# Task prompt
Look over the lines below. Report each one that includes the string "ANDHRA".

*** Given records ***

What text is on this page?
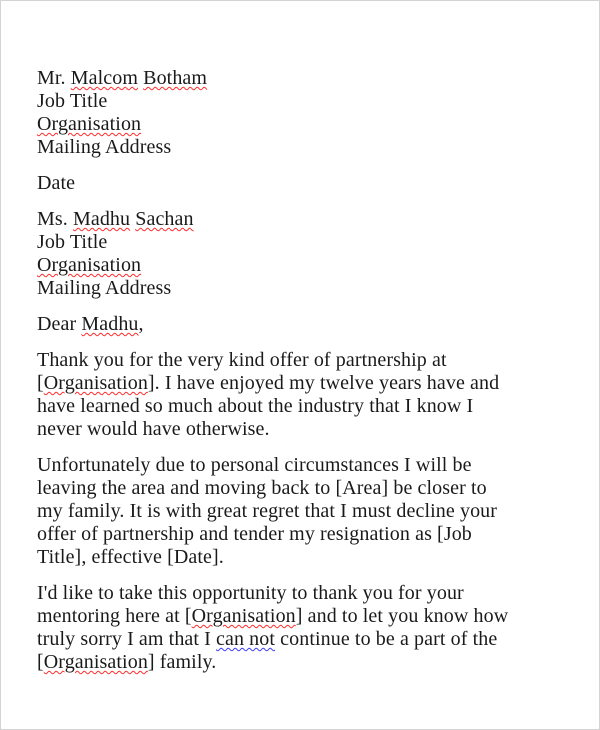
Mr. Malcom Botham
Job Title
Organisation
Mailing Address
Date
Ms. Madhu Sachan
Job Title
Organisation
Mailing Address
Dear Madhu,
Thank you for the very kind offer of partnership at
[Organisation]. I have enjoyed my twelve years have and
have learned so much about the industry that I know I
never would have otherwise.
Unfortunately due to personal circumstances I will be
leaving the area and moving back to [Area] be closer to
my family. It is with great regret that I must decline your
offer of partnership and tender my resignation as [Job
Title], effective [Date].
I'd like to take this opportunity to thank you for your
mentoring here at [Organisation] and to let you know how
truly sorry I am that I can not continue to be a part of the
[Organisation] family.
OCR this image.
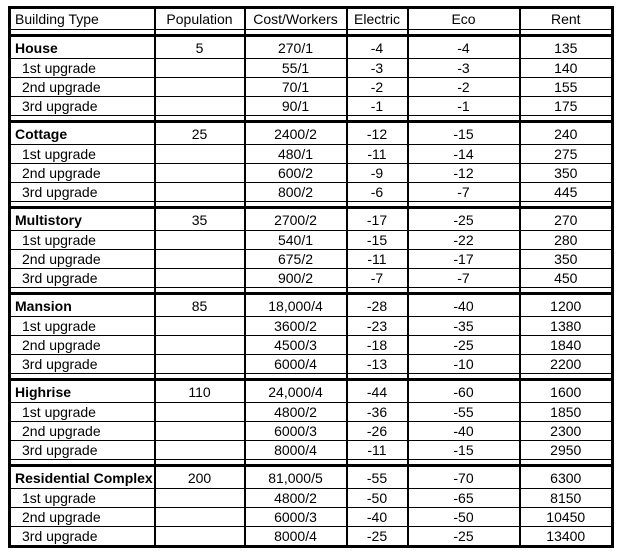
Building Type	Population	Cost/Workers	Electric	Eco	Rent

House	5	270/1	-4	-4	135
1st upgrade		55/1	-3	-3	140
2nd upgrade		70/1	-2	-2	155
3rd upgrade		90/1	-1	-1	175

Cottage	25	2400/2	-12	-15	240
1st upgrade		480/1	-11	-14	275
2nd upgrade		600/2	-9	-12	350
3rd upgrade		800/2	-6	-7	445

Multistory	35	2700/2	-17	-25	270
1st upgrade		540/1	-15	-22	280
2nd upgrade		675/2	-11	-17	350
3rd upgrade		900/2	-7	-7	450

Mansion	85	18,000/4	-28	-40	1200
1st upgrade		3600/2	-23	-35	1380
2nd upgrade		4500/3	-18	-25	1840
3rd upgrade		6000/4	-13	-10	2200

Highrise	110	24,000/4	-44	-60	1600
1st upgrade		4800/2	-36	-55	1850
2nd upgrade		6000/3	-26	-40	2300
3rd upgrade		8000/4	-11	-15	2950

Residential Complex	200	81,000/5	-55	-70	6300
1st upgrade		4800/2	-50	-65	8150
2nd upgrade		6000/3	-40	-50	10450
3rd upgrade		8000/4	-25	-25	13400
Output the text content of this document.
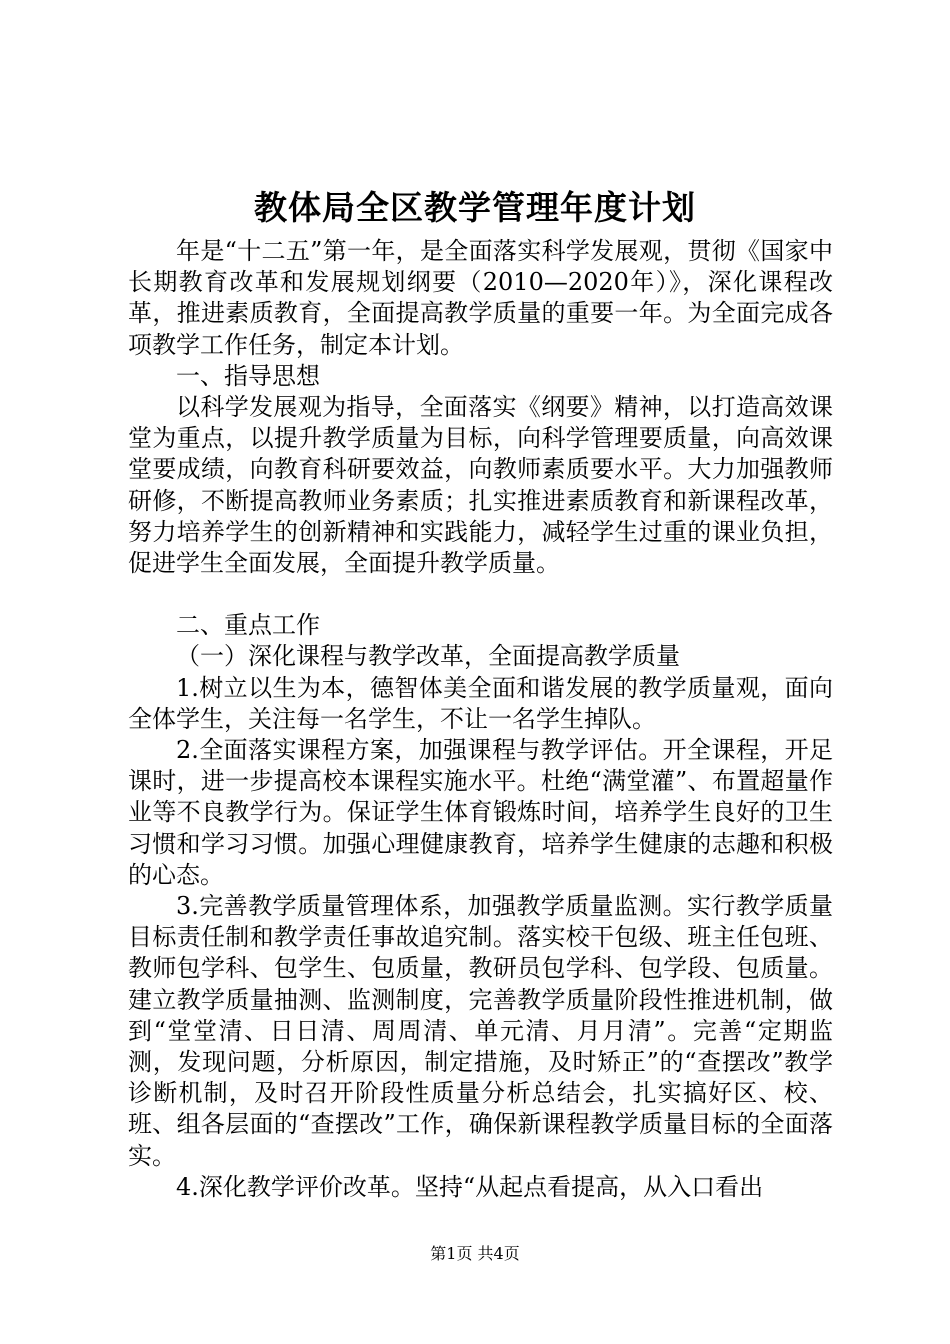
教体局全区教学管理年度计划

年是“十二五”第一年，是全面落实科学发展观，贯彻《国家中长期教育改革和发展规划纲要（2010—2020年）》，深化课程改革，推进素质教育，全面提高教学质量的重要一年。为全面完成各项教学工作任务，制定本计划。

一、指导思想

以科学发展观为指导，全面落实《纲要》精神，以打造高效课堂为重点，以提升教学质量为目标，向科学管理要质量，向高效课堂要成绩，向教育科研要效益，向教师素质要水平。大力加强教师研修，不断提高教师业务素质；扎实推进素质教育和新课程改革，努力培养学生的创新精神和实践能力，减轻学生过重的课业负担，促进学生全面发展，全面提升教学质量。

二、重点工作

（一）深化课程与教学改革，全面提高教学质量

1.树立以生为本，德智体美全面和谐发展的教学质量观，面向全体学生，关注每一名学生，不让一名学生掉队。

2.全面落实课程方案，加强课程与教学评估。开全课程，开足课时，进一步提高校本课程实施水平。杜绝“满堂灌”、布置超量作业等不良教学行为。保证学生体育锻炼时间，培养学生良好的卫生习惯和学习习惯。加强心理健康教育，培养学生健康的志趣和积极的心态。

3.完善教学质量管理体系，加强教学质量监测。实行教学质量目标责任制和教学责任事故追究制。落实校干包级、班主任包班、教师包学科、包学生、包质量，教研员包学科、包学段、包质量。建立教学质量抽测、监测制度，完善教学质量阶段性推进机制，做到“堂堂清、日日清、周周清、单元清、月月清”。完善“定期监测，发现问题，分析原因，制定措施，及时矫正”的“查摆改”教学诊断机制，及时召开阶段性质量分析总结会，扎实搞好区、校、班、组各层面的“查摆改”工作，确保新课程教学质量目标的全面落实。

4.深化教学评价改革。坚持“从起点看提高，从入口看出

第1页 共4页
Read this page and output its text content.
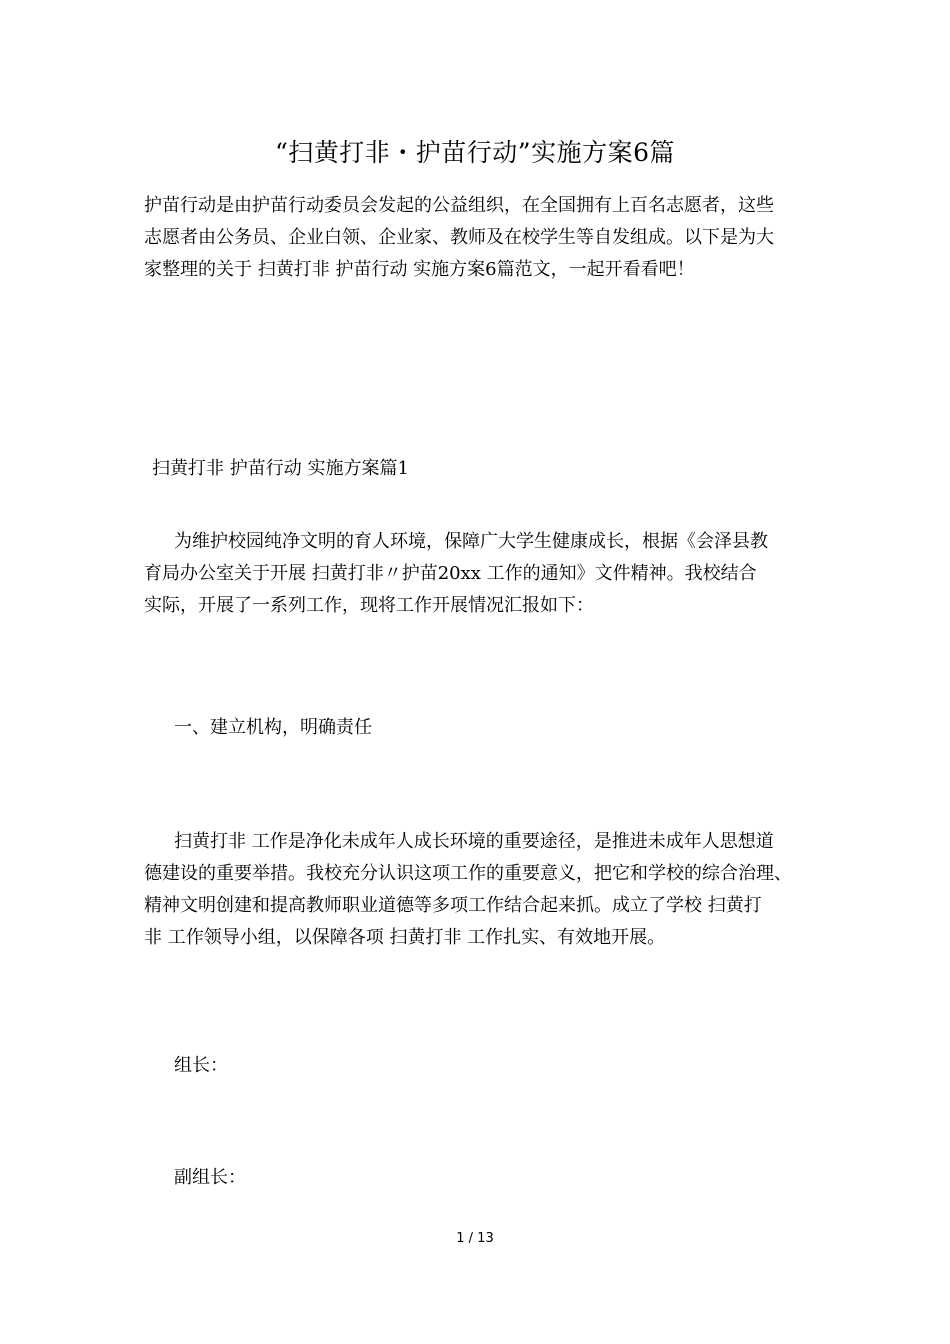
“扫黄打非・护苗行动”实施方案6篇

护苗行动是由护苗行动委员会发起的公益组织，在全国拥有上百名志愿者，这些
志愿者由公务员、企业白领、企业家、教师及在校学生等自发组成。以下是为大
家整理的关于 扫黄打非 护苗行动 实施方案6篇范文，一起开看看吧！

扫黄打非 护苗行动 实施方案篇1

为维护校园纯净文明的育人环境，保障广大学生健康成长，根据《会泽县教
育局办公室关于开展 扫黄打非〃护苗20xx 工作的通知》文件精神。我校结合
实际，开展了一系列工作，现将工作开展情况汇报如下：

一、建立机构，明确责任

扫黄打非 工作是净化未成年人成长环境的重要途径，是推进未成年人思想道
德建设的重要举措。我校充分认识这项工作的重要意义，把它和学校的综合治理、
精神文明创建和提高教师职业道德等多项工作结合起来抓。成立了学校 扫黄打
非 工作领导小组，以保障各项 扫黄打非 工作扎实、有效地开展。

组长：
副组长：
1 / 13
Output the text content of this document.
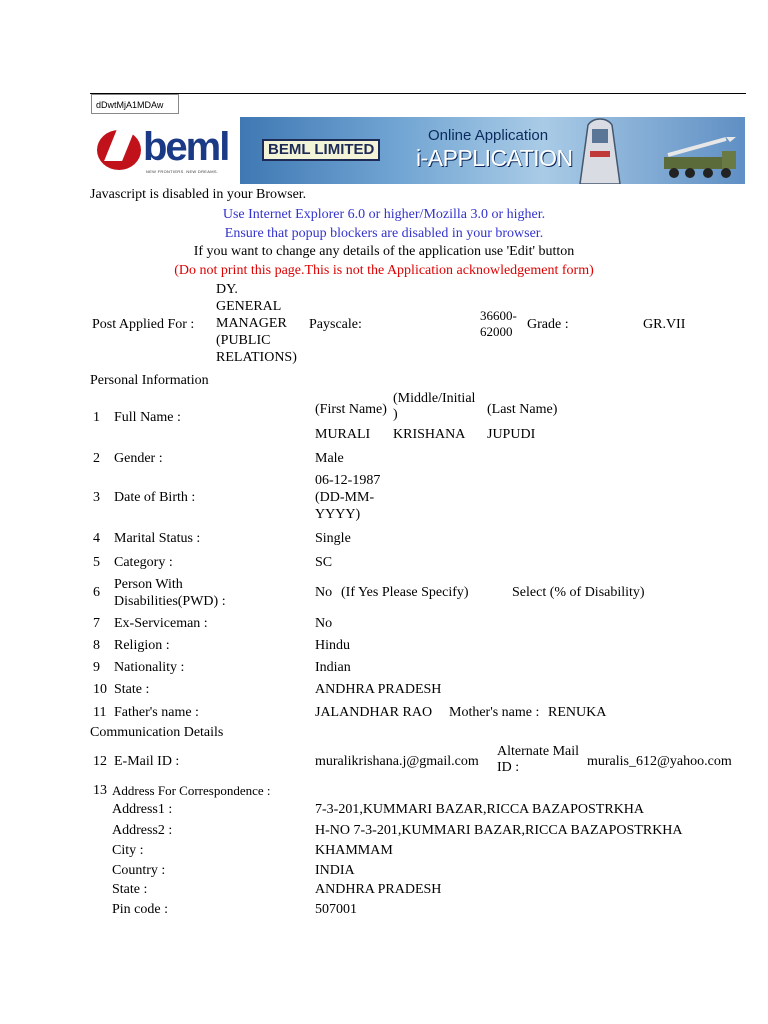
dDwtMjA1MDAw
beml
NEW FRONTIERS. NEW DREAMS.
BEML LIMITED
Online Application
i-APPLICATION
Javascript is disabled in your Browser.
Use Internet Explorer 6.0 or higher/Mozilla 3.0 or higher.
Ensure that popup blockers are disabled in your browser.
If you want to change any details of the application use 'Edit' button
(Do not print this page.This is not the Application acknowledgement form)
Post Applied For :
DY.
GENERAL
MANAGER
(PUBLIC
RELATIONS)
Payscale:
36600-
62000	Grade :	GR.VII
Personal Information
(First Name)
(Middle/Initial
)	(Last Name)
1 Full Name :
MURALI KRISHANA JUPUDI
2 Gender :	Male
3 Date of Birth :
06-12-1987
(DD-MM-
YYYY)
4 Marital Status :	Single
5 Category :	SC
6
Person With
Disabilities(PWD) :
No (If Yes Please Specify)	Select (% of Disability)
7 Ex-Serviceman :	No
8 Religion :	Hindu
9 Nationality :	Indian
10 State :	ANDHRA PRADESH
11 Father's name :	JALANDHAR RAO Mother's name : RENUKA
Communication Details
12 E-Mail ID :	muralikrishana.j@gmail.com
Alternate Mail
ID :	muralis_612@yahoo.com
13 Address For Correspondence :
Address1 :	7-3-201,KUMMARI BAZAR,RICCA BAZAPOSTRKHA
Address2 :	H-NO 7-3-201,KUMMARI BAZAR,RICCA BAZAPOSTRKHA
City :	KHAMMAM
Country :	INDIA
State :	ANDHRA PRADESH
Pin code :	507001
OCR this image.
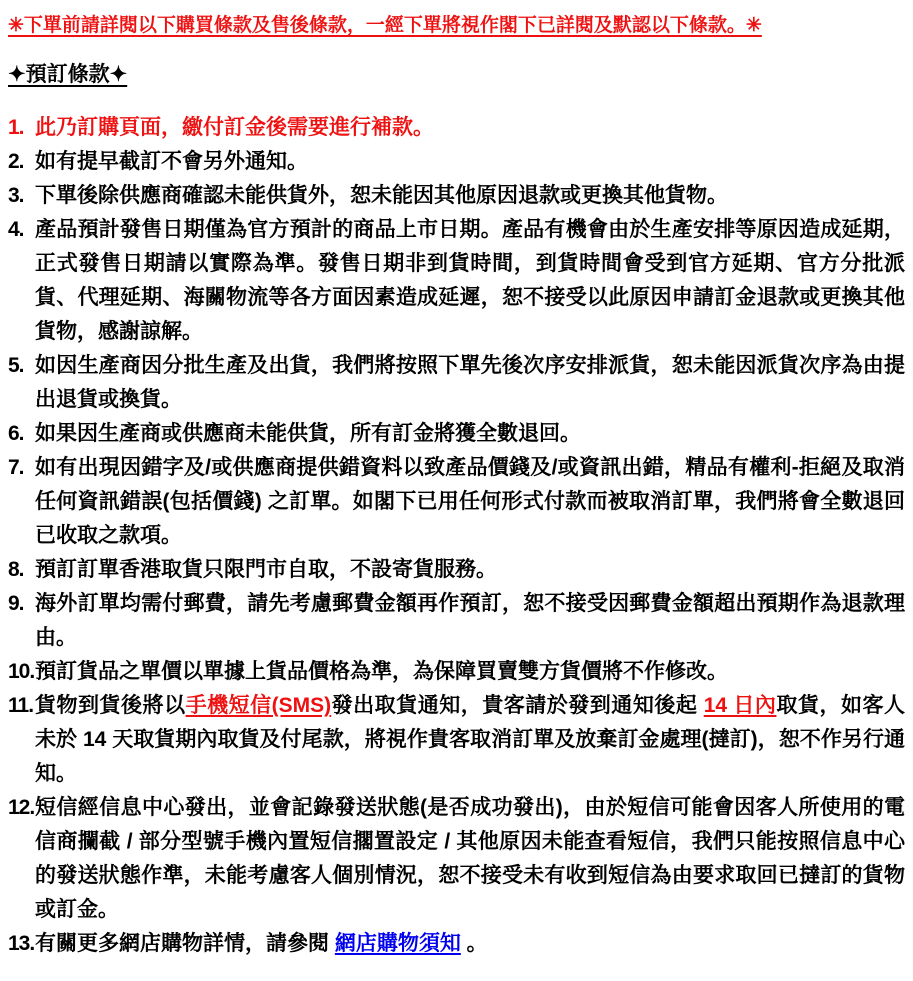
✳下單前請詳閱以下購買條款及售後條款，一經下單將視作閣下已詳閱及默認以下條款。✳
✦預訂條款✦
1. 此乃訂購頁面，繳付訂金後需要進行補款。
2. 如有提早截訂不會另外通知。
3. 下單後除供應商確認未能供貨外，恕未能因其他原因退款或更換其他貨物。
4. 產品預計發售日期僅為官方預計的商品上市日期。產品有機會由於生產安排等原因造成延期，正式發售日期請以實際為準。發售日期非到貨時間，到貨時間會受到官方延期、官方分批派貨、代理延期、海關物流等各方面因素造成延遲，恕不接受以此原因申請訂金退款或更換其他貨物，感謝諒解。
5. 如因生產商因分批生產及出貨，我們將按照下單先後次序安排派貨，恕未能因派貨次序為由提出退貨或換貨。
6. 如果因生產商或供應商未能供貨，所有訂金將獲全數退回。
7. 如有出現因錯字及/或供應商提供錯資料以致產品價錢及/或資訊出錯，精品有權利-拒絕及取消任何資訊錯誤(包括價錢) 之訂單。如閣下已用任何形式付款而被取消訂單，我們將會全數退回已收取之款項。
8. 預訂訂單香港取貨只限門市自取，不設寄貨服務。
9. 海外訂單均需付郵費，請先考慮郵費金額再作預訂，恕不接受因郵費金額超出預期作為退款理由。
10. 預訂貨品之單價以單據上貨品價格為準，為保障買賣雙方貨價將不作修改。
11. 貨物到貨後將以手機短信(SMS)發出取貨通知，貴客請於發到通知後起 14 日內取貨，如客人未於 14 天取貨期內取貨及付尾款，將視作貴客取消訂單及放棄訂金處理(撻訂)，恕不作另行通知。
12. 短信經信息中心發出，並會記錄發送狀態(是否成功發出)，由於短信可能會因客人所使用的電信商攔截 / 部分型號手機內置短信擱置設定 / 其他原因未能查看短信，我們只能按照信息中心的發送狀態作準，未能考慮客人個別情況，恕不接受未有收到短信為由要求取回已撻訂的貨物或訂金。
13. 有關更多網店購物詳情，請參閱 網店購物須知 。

***

# Written response
10 State :	ANDHRA PRADESH
State :	ANDHRA PRADESH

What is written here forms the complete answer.